— begin Data for processing —

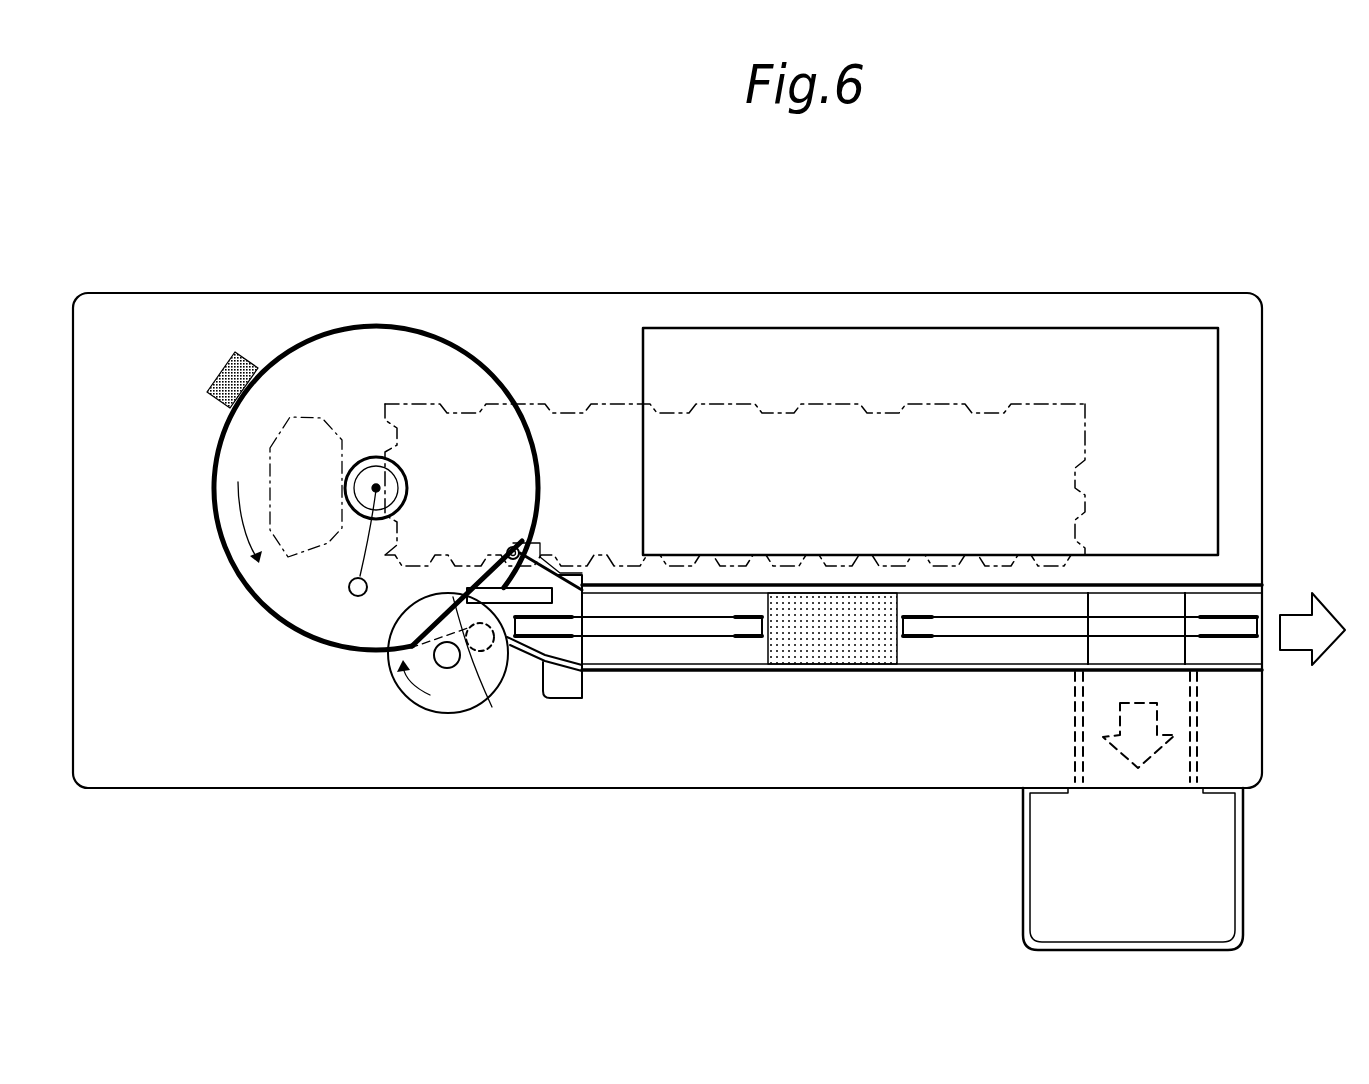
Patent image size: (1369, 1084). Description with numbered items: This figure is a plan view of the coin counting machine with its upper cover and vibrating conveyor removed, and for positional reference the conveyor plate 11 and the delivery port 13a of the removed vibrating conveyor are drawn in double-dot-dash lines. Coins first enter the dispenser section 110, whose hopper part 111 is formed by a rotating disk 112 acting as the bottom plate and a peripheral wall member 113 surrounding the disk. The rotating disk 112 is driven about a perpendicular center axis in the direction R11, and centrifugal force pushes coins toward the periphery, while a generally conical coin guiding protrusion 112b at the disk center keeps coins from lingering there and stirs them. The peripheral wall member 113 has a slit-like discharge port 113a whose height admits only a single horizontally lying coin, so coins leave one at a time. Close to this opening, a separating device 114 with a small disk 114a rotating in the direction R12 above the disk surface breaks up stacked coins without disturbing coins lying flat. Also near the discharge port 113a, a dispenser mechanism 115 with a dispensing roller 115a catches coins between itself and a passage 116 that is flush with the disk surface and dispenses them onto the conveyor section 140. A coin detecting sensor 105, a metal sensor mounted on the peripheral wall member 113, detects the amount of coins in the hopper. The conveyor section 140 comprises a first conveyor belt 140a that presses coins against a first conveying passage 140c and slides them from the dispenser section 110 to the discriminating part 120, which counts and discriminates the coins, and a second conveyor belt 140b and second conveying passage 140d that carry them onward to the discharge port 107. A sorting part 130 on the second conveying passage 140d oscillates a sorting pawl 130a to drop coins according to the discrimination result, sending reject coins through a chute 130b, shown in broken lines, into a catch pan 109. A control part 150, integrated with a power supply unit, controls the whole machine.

The conveyor plate 11 is at (866, 402).
The delivery port 13a is at (333, 428).
The coin detecting sensor 105 is at (222, 370).
The discharge port 107 is at (1272, 598).
The catch pan 109 is at (1038, 902).
The dispenser section 110 is at (338, 672).
The hopper part 111 is at (278, 341).
The rotating disk 112 is at (420, 364).
The coin guiding protrusion 112b is at (405, 472).
The peripheral wall member 113 is at (230, 645).
The discharge port 113a is at (462, 700).
The separating device 114 is at (436, 728).
The small disk 114a is at (462, 700).
The dispenser mechanism 115 is at (545, 575).
The dispensing roller 115a is at (571, 510).
The passage 116 is at (600, 666).
The discriminating part 120 is at (828, 686).
The sorting part 130 is at (1130, 578).
The sorting pawl 130a is at (1160, 605).
The chute 130b is at (1200, 722).
The conveyor section 140 is at (700, 680).
The first conveyor belt 140a is at (650, 628).
The second conveyor belt 140b is at (968, 628).
The first conveying passage 140c is at (735, 668).
The second conveying passage 140d is at (1020, 672).
The control part 150 is at (993, 325).
The rotation direction of rotating disk R11 is at (242, 522).
The rotation direction of small disk R12 is at (416, 692).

— end Data for processing —

**Goal**
Quote every one of the lines above word for word, leaving out the picture.

**Complete response**
Patent image size: (1369, 1084). Description with numbered items: This figure is a plan view of the coin counting machine with its upper cover and vibrating conveyor removed, and for positional reference the conveyor plate 11 and the delivery port 13a of the removed vibrating conveyor are drawn in double-dot-dash lines. Coins first enter the dispenser section 110, whose hopper part 111 is formed by a rotating disk 112 acting as the bottom plate and a peripheral wall member 113 surrounding the disk. The rotating disk 112 is driven about a perpendicular center axis in the direction R11, and centrifugal force pushes coins toward the periphery, while a generally conical coin guiding protrusion 112b at the disk center keeps coins from lingering there and stirs them. The peripheral wall member 113 has a slit-like discharge port 113a whose height admits only a single horizontally lying coin, so coins leave one at a time. Close to this opening, a separating device 114 with a small disk 114a rotating in the direction R12 above the disk surface breaks up stacked coins without disturbing coins lying flat. Also near the discharge port 113a, a dispenser mechanism 115 with a dispensing roller 115a catches coins between itself and a passage 116 that is flush with the disk surface and dispenses them onto the conveyor section 140. A coin detecting sensor 105, a metal sensor mounted on the peripheral wall member 113, detects the amount of coins in the hopper. The conveyor section 140 comprises a first conveyor belt 140a that presses coins against a first conveying passage 140c and slides them from the dispenser section 110 to the discriminating part 120, which counts and discriminates the coins, and a second conveyor belt 140b and second conveying passage 140d that carry them onward to the discharge port 107. A sorting part 130 on the second conveying passage 140d oscillates a sorting pawl 130a to drop coins according to the discrimination result, sending reject coins through a chute 130b, shown in broken lines, into a catch pan 109. A control part 150, integrated with a power supply unit, controls the whole machine.

The conveyor plate 11 is at (866, 402).
The delivery port 13a is at (333, 428).
The coin detecting sensor 105 is at (222, 370).
The discharge port 107 is at (1272, 598).
The catch pan 109 is at (1038, 902).
The dispenser section 110 is at (338, 672).
The hopper part 111 is at (278, 341).
The rotating disk 112 is at (420, 364).
The coin guiding protrusion 112b is at (405, 472).
The peripheral wall member 113 is at (230, 645).
The discharge port 113a is at (462, 700).
The separating device 114 is at (436, 728).
The small disk 114a is at (462, 700).
The dispenser mechanism 115 is at (545, 575).
The dispensing roller 115a is at (571, 510).
The passage 116 is at (600, 666).
The discriminating part 120 is at (828, 686).
The sorting part 130 is at (1130, 578).
The sorting pawl 130a is at (1160, 605).
The chute 130b is at (1200, 722).
The conveyor section 140 is at (700, 680).
The first conveyor belt 140a is at (650, 628).
The second conveyor belt 140b is at (968, 628).
The first conveying passage 140c is at (735, 668).
The second conveying passage 140d is at (1020, 672).
The control part 150 is at (993, 325).
The rotation direction of rotating disk R11 is at (242, 522).
The rotation direction of small disk R12 is at (416, 692).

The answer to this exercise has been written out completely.